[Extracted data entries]
+---+

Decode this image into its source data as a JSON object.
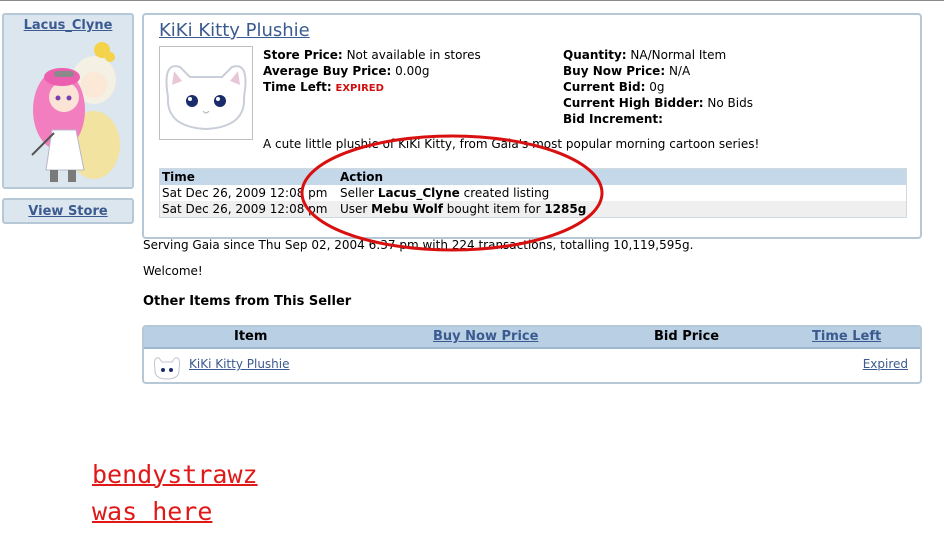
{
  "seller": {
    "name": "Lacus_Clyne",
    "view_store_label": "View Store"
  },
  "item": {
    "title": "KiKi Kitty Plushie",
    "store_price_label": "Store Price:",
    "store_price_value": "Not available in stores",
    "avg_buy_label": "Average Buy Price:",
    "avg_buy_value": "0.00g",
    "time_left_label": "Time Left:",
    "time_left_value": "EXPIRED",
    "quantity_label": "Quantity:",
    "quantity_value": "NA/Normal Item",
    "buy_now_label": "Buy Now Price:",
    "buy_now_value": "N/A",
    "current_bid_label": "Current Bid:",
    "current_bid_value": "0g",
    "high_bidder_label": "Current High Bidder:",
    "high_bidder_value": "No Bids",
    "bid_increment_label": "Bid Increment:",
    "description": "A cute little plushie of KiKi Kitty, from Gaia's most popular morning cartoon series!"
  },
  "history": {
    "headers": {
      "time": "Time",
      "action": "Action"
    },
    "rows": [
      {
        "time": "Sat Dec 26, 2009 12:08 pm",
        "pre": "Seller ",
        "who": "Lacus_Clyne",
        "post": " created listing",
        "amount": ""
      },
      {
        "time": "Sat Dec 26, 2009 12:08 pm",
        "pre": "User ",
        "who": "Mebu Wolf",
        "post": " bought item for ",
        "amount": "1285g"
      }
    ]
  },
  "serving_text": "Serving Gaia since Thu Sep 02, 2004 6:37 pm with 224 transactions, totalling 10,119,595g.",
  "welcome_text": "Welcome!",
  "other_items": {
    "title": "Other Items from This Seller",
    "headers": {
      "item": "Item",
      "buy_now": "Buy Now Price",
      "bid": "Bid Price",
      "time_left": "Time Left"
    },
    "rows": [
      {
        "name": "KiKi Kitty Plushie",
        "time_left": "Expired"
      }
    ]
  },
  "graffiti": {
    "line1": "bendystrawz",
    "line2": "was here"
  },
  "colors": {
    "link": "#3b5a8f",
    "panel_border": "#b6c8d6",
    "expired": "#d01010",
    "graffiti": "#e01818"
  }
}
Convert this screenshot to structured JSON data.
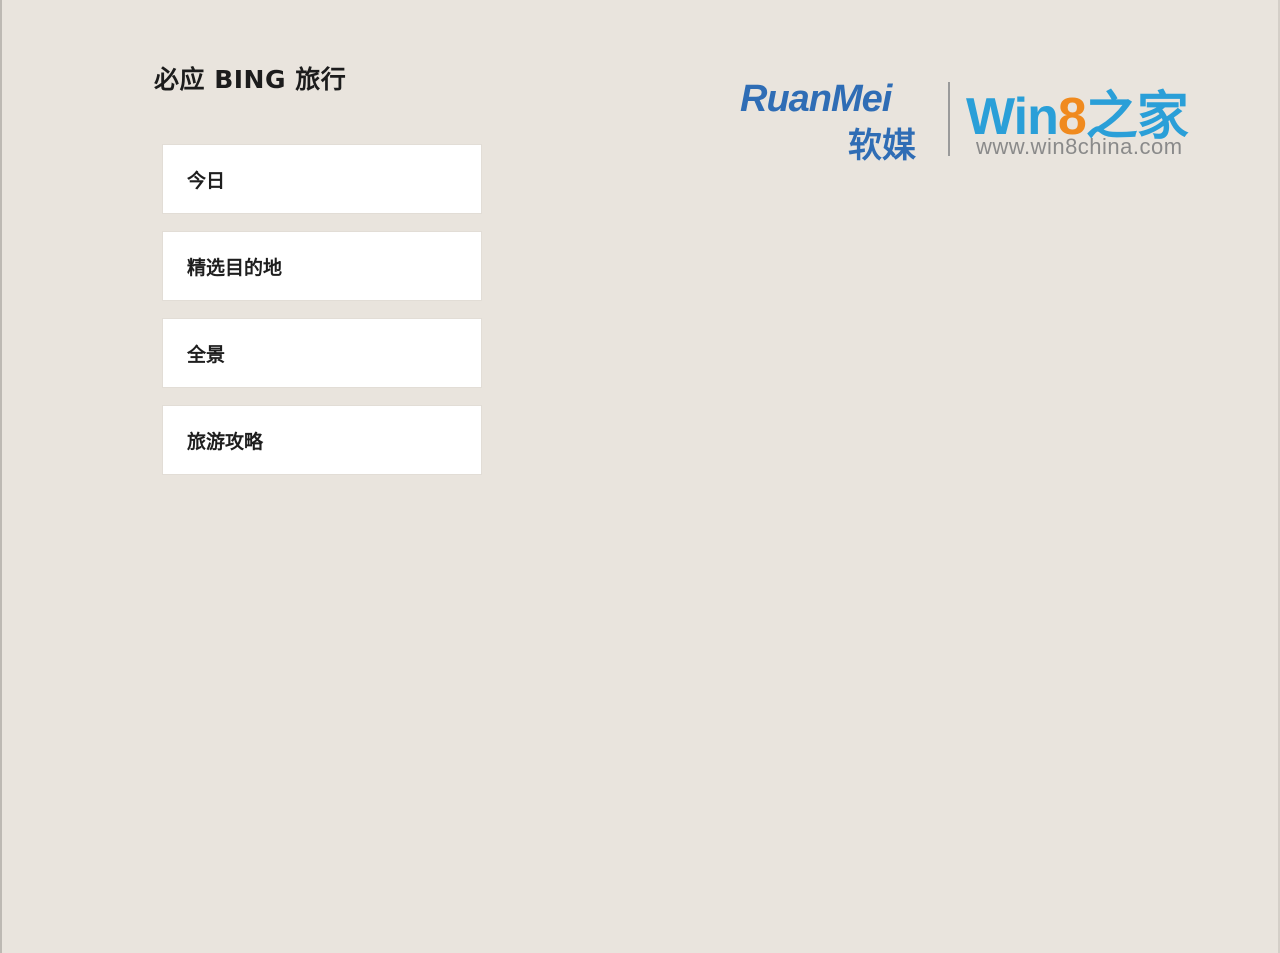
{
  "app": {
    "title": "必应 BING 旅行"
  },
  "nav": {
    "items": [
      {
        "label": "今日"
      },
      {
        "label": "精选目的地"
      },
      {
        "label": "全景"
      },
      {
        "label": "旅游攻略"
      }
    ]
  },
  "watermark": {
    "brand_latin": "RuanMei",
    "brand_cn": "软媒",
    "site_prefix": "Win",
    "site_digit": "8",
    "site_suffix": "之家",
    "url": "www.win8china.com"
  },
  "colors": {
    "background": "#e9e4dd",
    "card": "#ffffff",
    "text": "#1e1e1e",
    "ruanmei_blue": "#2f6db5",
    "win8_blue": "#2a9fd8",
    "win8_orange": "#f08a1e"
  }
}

+---+

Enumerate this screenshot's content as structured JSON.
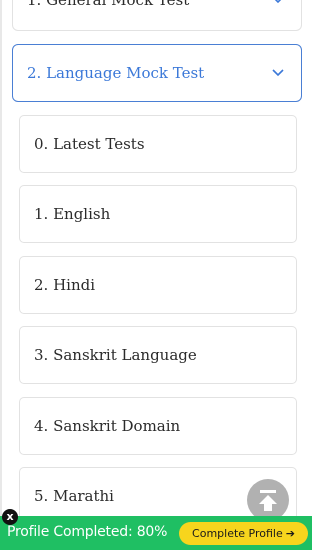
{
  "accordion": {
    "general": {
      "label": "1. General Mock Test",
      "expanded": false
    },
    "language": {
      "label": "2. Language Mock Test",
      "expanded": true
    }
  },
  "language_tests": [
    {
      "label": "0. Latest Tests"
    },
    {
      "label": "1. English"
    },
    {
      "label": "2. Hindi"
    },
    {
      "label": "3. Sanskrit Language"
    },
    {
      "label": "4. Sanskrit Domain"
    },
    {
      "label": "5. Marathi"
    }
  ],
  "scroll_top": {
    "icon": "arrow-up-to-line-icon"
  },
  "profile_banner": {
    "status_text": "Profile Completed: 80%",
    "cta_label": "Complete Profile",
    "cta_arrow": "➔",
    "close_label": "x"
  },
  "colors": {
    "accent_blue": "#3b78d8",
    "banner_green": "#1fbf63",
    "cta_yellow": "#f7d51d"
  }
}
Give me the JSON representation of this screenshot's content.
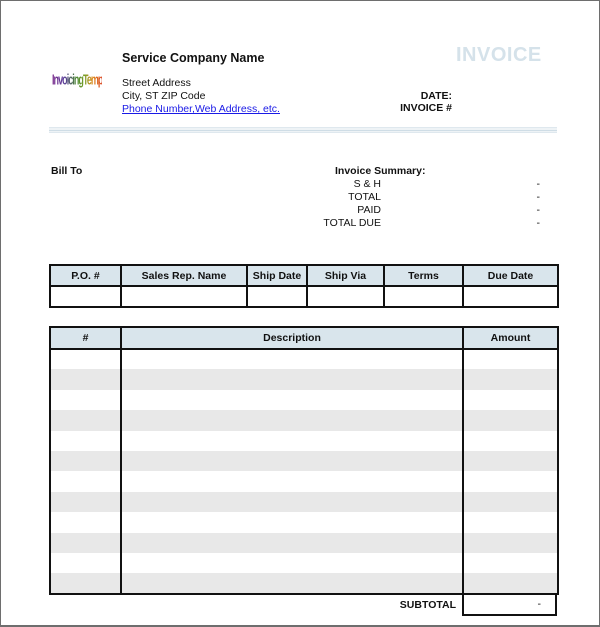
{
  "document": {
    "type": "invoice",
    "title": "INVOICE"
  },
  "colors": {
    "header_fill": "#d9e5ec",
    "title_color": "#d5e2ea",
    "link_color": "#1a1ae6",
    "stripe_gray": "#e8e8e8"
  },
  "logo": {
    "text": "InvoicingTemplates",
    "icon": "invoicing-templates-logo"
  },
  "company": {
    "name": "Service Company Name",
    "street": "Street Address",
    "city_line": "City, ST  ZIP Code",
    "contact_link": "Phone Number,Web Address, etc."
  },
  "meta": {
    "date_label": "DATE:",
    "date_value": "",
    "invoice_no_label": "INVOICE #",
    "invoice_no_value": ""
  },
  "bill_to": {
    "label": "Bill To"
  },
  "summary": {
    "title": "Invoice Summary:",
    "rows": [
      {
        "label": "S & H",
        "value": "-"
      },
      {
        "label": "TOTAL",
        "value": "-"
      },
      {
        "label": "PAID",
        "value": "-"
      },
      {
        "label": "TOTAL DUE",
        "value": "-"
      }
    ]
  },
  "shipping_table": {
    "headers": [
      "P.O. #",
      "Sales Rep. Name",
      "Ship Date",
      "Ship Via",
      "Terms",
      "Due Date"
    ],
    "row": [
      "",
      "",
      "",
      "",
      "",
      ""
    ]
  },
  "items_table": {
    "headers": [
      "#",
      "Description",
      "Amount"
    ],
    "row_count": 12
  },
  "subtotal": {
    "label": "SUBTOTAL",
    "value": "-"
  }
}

+---+

Request - Copy all lines from the entries that contain the word "Address".

Response to this task -
    "street": "Street Address",
    "contact_link": "Phone Number,Web Address, etc."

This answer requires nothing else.